* [TASK STATEMENT]: Find the lines holding "Sangals" and copy them.

* [PROVIDED RECORDS]:
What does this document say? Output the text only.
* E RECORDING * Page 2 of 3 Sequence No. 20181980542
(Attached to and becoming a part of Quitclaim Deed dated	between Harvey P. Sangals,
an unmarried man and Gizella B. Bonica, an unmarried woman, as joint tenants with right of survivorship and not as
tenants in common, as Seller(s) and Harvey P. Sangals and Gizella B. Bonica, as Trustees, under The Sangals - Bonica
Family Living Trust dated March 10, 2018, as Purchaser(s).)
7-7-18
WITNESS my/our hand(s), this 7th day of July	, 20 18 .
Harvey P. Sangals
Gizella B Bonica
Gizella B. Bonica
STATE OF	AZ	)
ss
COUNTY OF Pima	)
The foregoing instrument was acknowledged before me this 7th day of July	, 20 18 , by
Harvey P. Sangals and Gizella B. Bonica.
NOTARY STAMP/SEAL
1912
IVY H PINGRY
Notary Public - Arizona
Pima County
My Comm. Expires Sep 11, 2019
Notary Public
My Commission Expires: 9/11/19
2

==

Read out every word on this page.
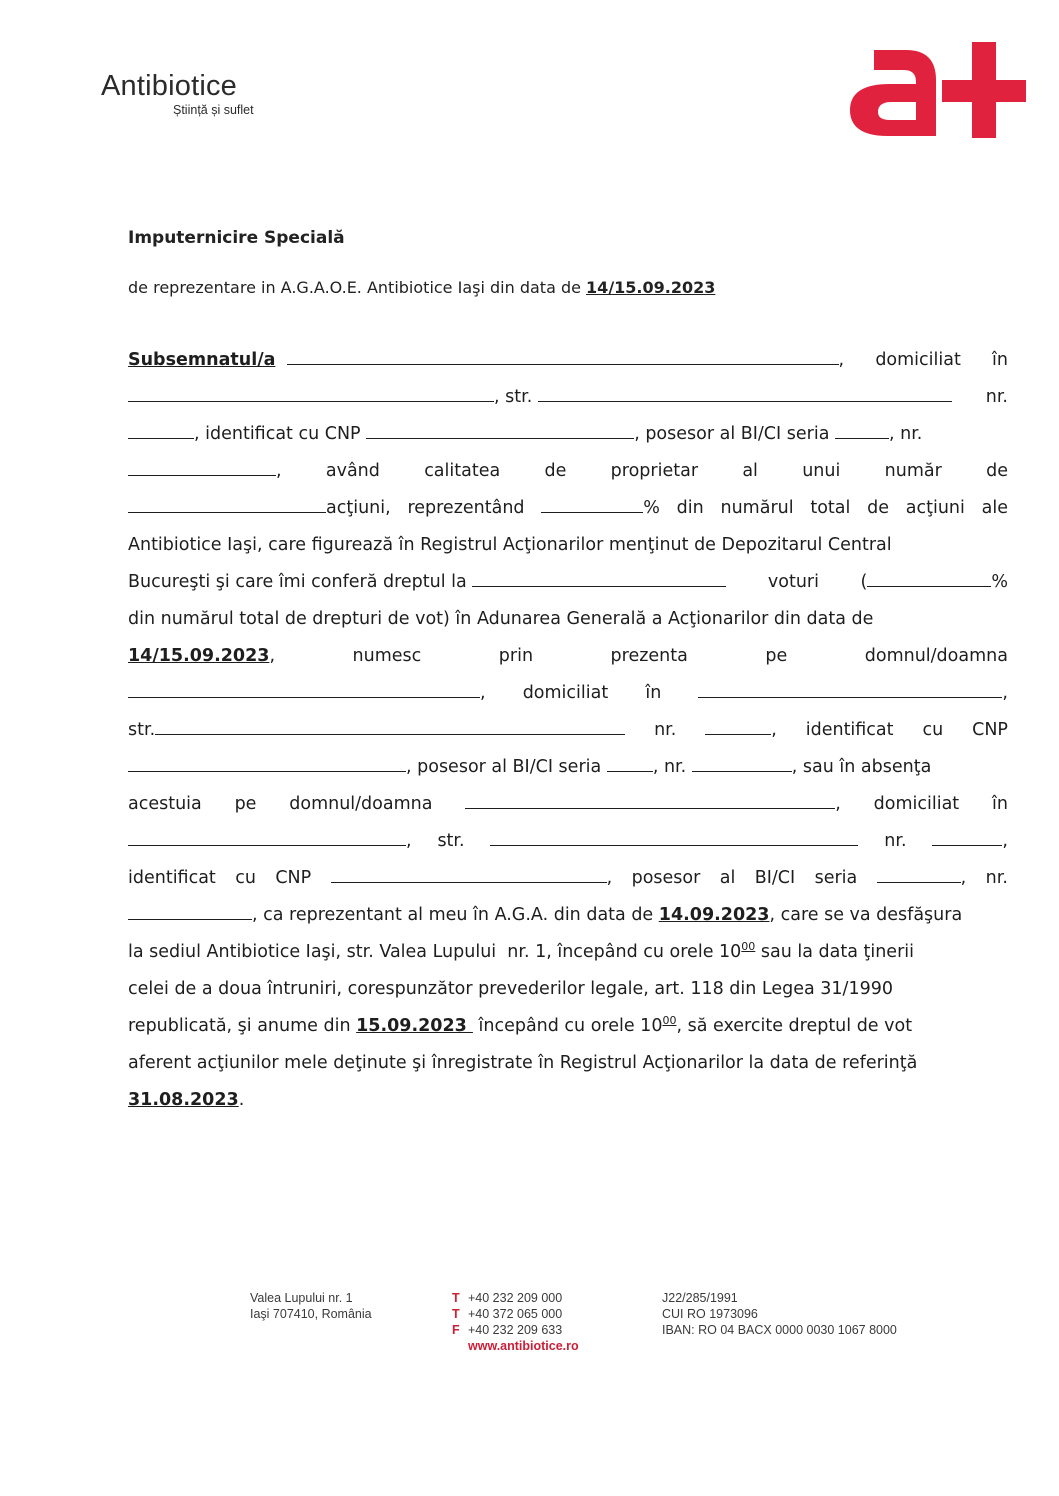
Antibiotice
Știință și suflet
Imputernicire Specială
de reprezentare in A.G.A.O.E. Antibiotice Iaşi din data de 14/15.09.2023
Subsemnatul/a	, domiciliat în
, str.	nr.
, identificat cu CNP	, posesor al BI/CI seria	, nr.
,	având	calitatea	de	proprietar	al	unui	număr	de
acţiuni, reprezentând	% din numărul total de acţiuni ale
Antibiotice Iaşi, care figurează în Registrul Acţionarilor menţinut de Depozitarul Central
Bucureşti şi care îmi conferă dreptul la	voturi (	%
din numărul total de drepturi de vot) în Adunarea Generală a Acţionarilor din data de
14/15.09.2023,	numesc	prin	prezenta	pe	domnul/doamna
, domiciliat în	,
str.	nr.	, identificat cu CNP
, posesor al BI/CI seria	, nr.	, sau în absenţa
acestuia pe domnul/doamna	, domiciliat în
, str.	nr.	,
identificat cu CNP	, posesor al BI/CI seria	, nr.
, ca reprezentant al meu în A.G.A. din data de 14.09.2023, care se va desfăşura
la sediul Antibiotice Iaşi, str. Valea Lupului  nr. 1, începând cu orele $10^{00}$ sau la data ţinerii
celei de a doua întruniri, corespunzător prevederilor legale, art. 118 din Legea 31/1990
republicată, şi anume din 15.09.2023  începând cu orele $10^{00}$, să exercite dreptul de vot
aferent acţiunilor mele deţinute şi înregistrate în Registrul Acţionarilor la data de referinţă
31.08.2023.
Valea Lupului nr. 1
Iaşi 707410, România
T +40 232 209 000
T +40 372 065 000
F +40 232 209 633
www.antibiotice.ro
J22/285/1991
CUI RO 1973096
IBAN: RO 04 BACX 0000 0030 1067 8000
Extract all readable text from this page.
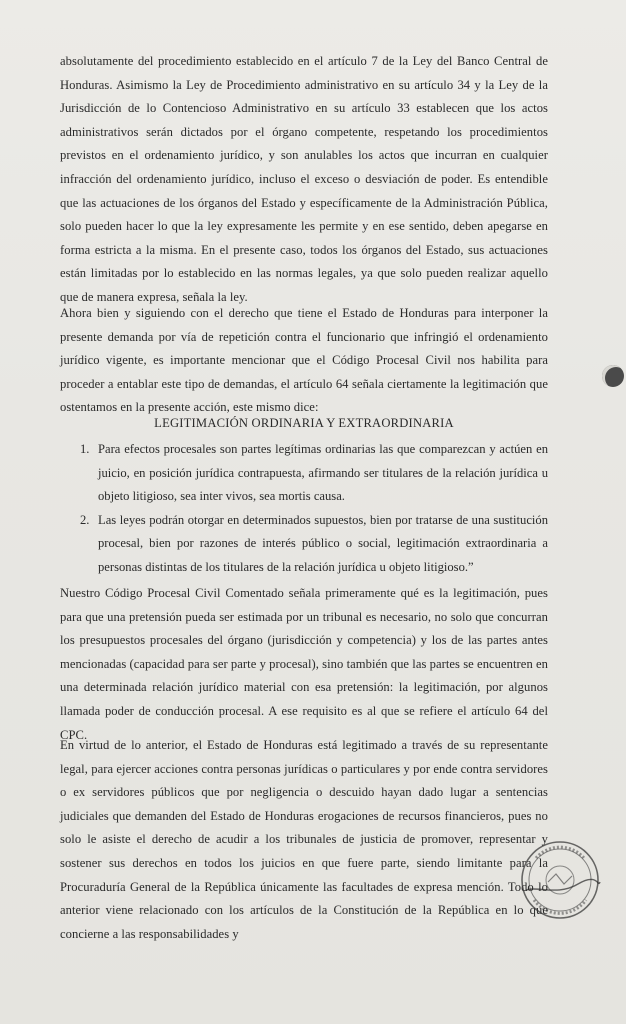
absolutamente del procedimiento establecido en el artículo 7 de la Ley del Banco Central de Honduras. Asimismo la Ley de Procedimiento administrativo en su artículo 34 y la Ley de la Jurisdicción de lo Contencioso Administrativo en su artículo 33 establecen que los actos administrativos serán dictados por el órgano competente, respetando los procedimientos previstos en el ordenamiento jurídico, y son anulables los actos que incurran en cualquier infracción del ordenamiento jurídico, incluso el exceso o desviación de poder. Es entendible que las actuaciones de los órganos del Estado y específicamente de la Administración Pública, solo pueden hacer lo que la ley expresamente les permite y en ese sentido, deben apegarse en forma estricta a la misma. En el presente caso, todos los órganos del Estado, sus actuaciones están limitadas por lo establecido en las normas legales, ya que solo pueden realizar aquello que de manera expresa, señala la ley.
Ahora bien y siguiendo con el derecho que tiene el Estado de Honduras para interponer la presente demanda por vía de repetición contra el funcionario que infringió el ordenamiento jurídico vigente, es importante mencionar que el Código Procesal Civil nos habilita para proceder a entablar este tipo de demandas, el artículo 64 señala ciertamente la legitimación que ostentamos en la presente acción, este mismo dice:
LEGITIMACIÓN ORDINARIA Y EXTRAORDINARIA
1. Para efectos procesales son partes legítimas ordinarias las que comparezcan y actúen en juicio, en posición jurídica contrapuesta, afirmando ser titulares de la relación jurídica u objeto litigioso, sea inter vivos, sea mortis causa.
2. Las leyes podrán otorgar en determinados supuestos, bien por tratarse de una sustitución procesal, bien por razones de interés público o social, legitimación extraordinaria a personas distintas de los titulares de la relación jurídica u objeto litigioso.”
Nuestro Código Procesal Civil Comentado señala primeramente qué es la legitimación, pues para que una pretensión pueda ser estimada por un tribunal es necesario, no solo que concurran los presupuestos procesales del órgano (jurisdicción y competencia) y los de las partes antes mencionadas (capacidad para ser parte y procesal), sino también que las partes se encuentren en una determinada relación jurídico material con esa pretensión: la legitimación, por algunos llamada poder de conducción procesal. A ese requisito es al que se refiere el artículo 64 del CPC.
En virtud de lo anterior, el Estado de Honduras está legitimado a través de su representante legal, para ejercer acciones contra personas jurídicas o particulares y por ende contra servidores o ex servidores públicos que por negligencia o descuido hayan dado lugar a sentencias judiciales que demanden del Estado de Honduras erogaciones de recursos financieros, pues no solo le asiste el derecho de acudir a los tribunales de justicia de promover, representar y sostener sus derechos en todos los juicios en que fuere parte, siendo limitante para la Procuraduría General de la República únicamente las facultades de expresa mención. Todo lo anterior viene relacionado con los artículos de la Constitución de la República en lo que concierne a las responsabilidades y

* [SOLUTION TO THE PROBLEM]:
(Attached to and becoming a part of Quitclaim Deed dated	between Harvey P. Sangals,
tenants in common, as Seller(s) and Harvey P. Sangals and Gizella B. Bonica, as Trustees, under The Sangals - Bonica
Harvey P. Sangals
Harvey P. Sangals and Gizella B. Bonica.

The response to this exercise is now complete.